-- start --
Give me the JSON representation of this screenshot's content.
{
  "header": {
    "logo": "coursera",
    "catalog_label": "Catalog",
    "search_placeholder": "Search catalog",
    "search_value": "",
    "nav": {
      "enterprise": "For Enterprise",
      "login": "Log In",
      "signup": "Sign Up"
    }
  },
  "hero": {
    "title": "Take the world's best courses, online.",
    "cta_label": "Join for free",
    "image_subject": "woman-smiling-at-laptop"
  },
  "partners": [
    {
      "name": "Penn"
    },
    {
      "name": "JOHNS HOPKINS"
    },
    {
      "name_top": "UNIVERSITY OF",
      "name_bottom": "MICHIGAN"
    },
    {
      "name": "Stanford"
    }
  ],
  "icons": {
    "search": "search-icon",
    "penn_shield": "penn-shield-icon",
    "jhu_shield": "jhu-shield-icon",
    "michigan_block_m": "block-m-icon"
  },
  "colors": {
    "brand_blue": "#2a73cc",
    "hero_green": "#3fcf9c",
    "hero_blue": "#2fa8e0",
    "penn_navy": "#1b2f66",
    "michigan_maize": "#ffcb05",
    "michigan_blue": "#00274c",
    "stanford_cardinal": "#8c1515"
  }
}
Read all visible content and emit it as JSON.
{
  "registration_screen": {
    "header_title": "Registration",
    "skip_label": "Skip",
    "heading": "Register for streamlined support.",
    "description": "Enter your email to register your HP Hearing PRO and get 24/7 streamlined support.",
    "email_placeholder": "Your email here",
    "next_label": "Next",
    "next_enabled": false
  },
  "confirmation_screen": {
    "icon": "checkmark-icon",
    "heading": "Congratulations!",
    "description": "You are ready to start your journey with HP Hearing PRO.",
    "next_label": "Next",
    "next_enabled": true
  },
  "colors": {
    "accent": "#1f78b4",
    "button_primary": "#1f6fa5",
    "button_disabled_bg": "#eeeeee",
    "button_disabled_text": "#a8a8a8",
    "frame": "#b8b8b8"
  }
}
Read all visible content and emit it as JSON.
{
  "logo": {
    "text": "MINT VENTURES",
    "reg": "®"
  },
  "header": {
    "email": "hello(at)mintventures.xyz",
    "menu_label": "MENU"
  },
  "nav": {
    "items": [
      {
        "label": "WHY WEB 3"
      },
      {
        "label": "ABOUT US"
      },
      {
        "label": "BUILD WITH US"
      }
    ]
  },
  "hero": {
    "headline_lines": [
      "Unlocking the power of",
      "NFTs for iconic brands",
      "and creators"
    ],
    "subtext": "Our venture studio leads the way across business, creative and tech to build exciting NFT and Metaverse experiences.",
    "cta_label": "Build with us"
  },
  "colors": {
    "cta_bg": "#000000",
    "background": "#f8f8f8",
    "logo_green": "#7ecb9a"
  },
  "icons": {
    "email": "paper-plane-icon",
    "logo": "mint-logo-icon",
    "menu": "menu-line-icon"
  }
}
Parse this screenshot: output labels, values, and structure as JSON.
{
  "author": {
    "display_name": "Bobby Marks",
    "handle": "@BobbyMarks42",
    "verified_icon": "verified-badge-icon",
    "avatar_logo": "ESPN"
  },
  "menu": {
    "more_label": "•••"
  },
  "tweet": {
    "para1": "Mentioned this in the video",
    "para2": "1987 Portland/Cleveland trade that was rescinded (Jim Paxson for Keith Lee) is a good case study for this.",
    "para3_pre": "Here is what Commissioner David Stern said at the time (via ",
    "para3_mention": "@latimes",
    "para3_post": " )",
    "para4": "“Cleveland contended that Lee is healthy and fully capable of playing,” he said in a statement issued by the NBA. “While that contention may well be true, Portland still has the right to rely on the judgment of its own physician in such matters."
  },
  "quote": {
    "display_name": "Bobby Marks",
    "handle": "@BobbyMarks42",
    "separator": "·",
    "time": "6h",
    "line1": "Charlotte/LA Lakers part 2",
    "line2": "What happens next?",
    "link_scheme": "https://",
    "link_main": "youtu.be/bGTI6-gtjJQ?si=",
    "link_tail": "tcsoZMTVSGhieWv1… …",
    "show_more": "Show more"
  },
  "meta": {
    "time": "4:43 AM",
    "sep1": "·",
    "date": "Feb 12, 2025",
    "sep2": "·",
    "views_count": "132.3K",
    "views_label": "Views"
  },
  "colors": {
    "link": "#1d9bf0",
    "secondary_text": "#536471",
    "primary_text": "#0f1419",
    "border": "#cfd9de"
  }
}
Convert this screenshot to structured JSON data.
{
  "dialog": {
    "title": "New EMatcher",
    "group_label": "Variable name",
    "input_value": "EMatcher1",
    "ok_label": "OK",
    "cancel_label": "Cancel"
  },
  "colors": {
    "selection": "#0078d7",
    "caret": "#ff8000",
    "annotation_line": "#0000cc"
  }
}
-- end --
--- What you will do ---
Take every line from the data that contains the word "Hearing".

--- Task solution ---
    "description": "Enter your email to register your HP Hearing PRO and get 24/7 streamlined support.",
    "description": "You are ready to start your journey with HP Hearing PRO.",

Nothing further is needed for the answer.